### GOAL OF THE EXERCISE
Extract every line below, verbatim.

### TASK MATERIAL

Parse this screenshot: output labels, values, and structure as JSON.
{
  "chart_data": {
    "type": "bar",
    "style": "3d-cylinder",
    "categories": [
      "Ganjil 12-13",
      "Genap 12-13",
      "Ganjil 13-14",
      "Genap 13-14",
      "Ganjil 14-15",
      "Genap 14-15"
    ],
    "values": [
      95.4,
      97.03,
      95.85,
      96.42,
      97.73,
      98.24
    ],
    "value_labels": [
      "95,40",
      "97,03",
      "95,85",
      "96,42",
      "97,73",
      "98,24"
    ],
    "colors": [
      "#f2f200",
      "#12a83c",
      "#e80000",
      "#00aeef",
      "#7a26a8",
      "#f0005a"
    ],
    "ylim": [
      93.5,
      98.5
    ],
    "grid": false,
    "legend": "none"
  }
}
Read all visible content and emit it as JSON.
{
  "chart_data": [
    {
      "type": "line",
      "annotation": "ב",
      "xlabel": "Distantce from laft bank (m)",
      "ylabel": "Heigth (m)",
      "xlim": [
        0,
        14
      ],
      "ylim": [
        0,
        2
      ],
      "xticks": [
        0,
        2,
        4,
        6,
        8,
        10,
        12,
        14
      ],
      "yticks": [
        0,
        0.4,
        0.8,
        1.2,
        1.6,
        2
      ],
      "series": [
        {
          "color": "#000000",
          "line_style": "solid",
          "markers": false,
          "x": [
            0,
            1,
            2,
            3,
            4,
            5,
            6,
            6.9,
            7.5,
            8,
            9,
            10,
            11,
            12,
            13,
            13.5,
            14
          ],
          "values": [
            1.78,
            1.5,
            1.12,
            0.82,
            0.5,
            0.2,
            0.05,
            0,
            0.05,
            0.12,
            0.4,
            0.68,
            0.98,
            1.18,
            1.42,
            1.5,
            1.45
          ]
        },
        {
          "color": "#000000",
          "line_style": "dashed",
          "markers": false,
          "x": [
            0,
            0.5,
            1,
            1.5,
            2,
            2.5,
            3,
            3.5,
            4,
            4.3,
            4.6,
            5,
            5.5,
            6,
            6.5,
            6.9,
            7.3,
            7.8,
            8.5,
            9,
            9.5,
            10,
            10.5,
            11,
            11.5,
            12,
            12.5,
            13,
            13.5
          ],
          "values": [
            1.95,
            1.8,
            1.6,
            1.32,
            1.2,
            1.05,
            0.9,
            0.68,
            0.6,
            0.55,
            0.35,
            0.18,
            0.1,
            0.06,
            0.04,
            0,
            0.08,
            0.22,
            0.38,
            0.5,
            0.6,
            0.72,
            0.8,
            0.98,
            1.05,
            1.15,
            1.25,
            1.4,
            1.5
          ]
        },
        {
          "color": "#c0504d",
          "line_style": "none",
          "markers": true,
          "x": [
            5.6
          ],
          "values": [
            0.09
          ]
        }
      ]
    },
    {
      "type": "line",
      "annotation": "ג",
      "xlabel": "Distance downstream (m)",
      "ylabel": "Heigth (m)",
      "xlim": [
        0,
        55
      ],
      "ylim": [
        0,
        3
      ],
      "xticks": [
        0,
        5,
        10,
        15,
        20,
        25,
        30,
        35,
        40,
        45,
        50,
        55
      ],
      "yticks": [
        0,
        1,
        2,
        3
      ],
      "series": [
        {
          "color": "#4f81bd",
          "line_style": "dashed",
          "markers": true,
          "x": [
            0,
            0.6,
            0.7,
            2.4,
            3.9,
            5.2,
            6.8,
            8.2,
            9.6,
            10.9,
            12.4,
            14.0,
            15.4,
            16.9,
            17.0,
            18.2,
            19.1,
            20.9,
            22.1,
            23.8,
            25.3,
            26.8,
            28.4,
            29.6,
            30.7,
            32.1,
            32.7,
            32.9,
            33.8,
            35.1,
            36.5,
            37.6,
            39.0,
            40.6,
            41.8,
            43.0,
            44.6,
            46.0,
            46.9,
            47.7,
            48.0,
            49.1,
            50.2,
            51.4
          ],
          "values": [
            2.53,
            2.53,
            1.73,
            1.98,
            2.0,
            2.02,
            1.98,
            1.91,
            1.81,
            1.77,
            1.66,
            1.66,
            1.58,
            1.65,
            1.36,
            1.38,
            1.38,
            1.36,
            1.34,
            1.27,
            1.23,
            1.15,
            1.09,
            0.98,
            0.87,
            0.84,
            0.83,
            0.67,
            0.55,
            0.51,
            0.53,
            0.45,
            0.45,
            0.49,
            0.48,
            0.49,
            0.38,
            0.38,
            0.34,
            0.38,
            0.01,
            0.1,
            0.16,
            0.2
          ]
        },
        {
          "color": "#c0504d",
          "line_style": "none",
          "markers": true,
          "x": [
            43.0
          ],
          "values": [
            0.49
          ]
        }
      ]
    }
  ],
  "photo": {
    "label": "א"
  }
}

### SOLUTION TO THIS TASK
Parse this screenshot: output labels, values, and structure as JSON.
{
  "chart_data": {
    "type": "bar",
    "style": "3d-cylinder",
    "categories": [
      "Ganjil 12-13",
      "Genap 12-13",
      "Ganjil 13-14",
      "Genap 13-14",
      "Ganjil 14-15",
      "Genap 14-15"
    ],
    "values": [
      95.4,
      97.03,
      95.85,
      96.42,
      97.73,
      98.24
    ],
    "value_labels": [
      "95,40",
      "97,03",
      "95,85",
      "96,42",
      "97,73",
      "98,24"
    ],
    "colors": [
      "#f2f200",
      "#12a83c",
      "#e80000",
      "#00aeef",
      "#7a26a8",
      "#f0005a"
    ],
    "ylim": [
      93.5,
      98.5
    ],
    "grid": false,
    "legend": "none"
  }
}
Read all visible content and emit it as JSON.
{
  "chart_data": [
    {
      "type": "line",
      "annotation": "ב",
      "xlabel": "Distantce from laft bank (m)",
      "ylabel": "Heigth (m)",
      "xlim": [
        0,
        14
      ],
      "ylim": [
        0,
        2
      ],
      "xticks": [
        0,
        2,
        4,
        6,
        8,
        10,
        12,
        14
      ],
      "yticks": [
        0,
        0.4,
        0.8,
        1.2,
        1.6,
        2
      ],
      "series": [
        {
          "color": "#000000",
          "line_style": "solid",
          "markers": false,
          "x": [
            0,
            1,
            2,
            3,
            4,
            5,
            6,
            6.9,
            7.5,
            8,
            9,
            10,
            11,
            12,
            13,
            13.5,
            14
          ],
          "values": [
            1.78,
            1.5,
            1.12,
            0.82,
            0.5,
            0.2,
            0.05,
            0,
            0.05,
            0.12,
            0.4,
            0.68,
            0.98,
            1.18,
            1.42,
            1.5,
            1.45
          ]
        },
        {
          "color": "#000000",
          "line_style": "dashed",
          "markers": false,
          "x": [
            0,
            0.5,
            1,
            1.5,
            2,
            2.5,
            3,
            3.5,
            4,
            4.3,
            4.6,
            5,
            5.5,
            6,
            6.5,
            6.9,
            7.3,
            7.8,
            8.5,
            9,
            9.5,
            10,
            10.5,
            11,
            11.5,
            12,
            12.5,
            13,
            13.5
          ],
          "values": [
            1.95,
            1.8,
            1.6,
            1.32,
            1.2,
            1.05,
            0.9,
            0.68,
            0.6,
            0.55,
            0.35,
            0.18,
            0.1,
            0.06,
            0.04,
            0,
            0.08,
            0.22,
            0.38,
            0.5,
            0.6,
            0.72,
            0.8,
            0.98,
            1.05,
            1.15,
            1.25,
            1.4,
            1.5
          ]
        },
        {
          "color": "#c0504d",
          "line_style": "none",
          "markers": true,
          "x": [
            5.6
          ],
          "values": [
            0.09
          ]
        }
      ]
    },
    {
      "type": "line",
      "annotation": "ג",
      "xlabel": "Distance downstream (m)",
      "ylabel": "Heigth (m)",
      "xlim": [
        0,
        55
      ],
      "ylim": [
        0,
        3
      ],
      "xticks": [
        0,
        5,
        10,
        15,
        20,
        25,
        30,
        35,
        40,
        45,
        50,
        55
      ],
      "yticks": [
        0,
        1,
        2,
        3
      ],
      "series": [
        {
          "color": "#4f81bd",
          "line_style": "dashed",
          "markers": true,
          "x": [
            0,
            0.6,
            0.7,
            2.4,
            3.9,
            5.2,
            6.8,
            8.2,
            9.6,
            10.9,
            12.4,
            14.0,
            15.4,
            16.9,
            17.0,
            18.2,
            19.1,
            20.9,
            22.1,
            23.8,
            25.3,
            26.8,
            28.4,
            29.6,
            30.7,
            32.1,
            32.7,
            32.9,
            33.8,
            35.1,
            36.5,
            37.6,
            39.0,
            40.6,
            41.8,
            43.0,
            44.6,
            46.0,
            46.9,
            47.7,
            48.0,
            49.1,
            50.2,
            51.4
          ],
          "values": [
            2.53,
            2.53,
            1.73,
            1.98,
            2.0,
            2.02,
            1.98,
            1.91,
            1.81,
            1.77,
            1.66,
            1.66,
            1.58,
            1.65,
            1.36,
            1.38,
            1.38,
            1.36,
            1.34,
            1.27,
            1.23,
            1.15,
            1.09,
            0.98,
            0.87,
            0.84,
            0.83,
            0.67,
            0.55,
            0.51,
            0.53,
            0.45,
            0.45,
            0.49,
            0.48,
            0.49,
            0.38,
            0.38,
            0.34,
            0.38,
            0.01,
            0.1,
            0.16,
            0.2
          ]
        },
        {
          "color": "#c0504d",
          "line_style": "none",
          "markers": true,
          "x": [
            43.0
          ],
          "values": [
            0.49
          ]
        }
      ]
    }
  ],
  "photo": {
    "label": "א"
  }
}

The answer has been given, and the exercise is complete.